■ TEXTABSCHNITT ■
'''

Wenn wir in den Urlaub fahren, bereiten wir uns am besten gut vor und machen uns auf einiges gefasst. Womöglich bereisen wir Gegenden, die wir nie gesehen haben, in denen Menschen leben, deren Kultur eine völlig andere ist als die unsere. Wir müssen uns darauf einstellen, es mit einer fremden Sprache zu tun zu haben, mit fremden Sitten und vielleicht gar mit andersartigen Moralvorstellungen und religiösen Überzeugungen. Bevor wir in den Urlaub starten, müssen wir uns die notwendige Zeit dafür nehmen, bei guter Gesundheit sein, die entsprechende Laune mitbringen, genügend Geld auf dem Konto und auch im Portemonnaie haben, die Flüge oder Fahrten müssen gebucht, die Unterkünfte reserviert werden. Alles vollkommen normale Vorbereitungen, die wir tätigen, um anschließend eine erholsame Urlaubszeit mit maximaler Chance auf Rekreation genießen zu dürfen. So etwa sieht die Planung einer Reise in der äußeren Welt aus, und nicht anders verhält es sich mit den Reisen, die der Psychonaut in den inneren Weltenraum des Geistes unternimmt. Niemand bzw. wahrscheinlich die allerwenigsten würden auf die Idee kommen, einfach spontan und aus einer Lust oder Laune heraus, jetzt sofort ins Auto zu steigen und ohne jede Vorbereitung in ein fremdes Land zu fahren. Und genauso sollte auch mit psychoaktiven Molekülen umgegangen werden, die unseren Geist in andere Gefilde katapultieren. Wie man sich am besten vorbereitet und was es alles zu beachten gilt, schauen wir uns jetzt einmal an.

'''

Aus einer Sammlung entnommene Daten
'''

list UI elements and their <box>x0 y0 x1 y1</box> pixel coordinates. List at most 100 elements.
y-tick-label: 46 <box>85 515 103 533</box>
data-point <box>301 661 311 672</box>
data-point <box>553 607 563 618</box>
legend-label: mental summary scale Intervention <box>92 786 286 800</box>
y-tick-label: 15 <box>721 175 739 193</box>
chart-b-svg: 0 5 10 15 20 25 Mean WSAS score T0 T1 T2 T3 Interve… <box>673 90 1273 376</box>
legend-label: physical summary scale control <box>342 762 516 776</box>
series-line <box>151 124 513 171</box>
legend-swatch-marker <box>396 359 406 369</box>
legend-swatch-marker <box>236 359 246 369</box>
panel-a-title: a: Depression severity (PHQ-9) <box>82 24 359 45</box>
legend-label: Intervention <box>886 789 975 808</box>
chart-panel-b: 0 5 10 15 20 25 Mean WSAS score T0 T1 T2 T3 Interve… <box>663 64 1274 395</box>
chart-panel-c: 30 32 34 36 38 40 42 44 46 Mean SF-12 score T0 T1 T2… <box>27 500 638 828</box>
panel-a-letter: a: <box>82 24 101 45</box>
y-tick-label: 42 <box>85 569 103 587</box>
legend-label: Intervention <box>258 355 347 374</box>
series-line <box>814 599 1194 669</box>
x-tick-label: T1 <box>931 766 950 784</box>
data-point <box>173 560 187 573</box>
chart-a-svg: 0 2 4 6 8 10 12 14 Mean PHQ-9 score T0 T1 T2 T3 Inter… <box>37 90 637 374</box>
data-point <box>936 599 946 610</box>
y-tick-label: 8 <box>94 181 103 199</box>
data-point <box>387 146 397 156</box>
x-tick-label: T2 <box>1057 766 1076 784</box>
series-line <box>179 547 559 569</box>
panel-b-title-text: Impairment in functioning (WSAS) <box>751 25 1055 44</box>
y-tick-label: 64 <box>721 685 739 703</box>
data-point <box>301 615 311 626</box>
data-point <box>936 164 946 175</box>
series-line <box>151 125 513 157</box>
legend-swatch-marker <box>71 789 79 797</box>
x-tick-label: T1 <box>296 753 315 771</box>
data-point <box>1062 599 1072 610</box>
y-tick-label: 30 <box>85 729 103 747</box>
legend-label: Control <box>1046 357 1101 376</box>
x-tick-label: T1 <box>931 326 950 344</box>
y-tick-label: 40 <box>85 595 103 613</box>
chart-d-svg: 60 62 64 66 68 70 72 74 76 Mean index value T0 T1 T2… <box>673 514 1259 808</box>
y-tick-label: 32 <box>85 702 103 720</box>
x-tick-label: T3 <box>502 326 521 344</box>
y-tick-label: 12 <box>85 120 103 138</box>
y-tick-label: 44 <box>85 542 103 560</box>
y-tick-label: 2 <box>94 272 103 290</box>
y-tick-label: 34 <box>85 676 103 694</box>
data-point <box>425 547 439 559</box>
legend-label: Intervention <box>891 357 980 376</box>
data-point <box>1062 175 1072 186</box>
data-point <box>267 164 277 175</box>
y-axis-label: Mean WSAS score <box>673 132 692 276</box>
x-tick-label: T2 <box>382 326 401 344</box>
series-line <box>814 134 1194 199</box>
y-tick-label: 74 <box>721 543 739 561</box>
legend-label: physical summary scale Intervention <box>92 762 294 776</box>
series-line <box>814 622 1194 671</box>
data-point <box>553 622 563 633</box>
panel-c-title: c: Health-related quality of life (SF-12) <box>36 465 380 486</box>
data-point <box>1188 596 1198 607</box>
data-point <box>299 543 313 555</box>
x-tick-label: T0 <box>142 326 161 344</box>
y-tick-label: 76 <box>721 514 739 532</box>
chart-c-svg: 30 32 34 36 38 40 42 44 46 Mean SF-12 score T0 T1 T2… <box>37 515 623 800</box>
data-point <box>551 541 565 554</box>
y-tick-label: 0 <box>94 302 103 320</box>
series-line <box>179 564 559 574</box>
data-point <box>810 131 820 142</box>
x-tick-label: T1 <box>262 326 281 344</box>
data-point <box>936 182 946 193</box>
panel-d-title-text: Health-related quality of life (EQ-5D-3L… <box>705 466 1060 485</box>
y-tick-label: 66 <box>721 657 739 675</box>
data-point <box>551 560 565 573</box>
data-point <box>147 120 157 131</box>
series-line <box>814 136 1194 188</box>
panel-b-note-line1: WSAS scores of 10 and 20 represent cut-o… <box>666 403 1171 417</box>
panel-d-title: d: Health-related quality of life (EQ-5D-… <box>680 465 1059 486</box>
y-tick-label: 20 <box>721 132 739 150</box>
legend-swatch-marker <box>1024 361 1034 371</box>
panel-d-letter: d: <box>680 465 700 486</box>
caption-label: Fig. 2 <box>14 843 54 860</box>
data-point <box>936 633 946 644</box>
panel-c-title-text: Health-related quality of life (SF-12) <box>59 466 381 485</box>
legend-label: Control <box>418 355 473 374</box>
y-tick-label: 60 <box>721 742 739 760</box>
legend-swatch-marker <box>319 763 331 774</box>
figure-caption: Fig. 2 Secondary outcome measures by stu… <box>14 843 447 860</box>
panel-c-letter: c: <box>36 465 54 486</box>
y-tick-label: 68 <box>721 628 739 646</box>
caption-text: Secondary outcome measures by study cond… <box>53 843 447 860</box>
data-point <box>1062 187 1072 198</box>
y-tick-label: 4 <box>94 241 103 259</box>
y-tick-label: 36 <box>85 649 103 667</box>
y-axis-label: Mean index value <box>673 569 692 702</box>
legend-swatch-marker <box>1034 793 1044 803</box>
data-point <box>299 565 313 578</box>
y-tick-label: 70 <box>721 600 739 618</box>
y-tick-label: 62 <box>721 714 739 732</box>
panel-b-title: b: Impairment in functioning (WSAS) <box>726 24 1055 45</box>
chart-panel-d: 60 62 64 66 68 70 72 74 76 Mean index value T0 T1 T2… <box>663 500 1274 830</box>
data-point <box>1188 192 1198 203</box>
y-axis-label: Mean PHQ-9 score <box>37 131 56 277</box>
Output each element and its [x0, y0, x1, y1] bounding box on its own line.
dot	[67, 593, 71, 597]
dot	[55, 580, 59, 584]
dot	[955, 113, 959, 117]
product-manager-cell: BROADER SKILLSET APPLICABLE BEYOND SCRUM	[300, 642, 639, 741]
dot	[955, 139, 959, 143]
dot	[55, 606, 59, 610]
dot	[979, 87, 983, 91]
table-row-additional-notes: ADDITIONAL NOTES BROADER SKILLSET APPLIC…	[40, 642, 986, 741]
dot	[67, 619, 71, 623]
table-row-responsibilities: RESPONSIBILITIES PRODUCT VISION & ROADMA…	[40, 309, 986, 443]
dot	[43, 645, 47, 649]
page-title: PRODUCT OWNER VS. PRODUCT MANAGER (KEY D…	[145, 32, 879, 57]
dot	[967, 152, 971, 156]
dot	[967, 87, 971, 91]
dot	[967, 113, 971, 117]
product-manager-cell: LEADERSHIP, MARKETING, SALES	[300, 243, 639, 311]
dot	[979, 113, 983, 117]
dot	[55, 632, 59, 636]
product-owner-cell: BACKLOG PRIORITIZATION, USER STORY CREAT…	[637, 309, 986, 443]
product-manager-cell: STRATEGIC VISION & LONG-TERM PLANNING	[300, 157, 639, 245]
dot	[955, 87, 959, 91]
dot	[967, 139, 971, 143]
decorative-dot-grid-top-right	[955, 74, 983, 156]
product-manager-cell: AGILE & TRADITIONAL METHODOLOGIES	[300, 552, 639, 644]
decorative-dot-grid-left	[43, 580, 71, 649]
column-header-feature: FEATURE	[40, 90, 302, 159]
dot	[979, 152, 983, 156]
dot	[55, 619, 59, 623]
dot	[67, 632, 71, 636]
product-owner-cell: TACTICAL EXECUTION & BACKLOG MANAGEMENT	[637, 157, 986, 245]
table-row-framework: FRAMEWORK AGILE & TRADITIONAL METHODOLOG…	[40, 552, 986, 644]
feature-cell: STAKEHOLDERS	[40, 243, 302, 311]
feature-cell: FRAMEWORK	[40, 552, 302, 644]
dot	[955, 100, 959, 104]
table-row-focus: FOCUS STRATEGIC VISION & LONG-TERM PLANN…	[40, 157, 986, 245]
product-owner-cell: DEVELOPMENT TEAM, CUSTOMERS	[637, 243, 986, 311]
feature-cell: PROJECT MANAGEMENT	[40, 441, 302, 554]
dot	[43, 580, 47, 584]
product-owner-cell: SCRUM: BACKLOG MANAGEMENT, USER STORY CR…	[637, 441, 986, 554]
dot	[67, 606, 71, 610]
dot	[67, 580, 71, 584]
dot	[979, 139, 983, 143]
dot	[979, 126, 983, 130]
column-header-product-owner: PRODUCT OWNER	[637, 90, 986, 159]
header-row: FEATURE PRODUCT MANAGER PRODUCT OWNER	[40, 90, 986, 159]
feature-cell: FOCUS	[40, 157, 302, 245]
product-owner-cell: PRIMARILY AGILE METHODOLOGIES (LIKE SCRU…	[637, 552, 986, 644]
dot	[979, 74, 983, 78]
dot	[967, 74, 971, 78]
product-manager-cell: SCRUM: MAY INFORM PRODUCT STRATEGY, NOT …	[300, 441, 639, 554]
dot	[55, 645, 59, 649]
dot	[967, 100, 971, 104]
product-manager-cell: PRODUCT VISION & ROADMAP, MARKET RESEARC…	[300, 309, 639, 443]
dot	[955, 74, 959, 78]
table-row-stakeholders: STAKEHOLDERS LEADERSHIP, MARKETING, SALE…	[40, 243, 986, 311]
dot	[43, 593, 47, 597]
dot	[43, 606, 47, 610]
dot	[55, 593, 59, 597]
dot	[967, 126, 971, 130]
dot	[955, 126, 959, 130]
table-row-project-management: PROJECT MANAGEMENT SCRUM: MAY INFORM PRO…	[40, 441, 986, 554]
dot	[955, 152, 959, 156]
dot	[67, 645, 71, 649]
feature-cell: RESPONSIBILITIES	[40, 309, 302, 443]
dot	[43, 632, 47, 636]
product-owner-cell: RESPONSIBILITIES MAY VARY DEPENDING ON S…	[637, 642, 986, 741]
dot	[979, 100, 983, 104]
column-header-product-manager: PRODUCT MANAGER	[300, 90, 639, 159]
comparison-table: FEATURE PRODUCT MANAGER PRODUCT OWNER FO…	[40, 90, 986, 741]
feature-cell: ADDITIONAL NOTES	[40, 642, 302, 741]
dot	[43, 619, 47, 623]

'''

■ ARBEITSAUFTRAG ■
Beantworte mit Hilfe des Textabschnitts diese Fragen:
1. Worauf müssen wir uns laut Textabschnitt in fremden Gegenden einstellen?
2. Wohin unternimmt der Psychonaut seine Reisen?
3. Mit welcher Sache sollte genauso umgegangen werden wie mit einer Reise in ein fremdes Land, und was unterbleibt dabei?

■ ERGEBNIS DER ÜBUNG ■
1. Wir müssen uns auf eine fremde Sprache, fremde Sitten und vielleicht sogar auf andersartige Moralvorstellungen und religiöse Überzeugungen einstellen.
2. Der Psychonaut reist in den inneren Weltenraum des Geistes.
3. Mit psychoaktiven Molekülen sollte genauso umgegangen werden. Man nimmt sie also nicht spontan aus einer Lust oder Laune heraus und ohne jede Vorbereitung.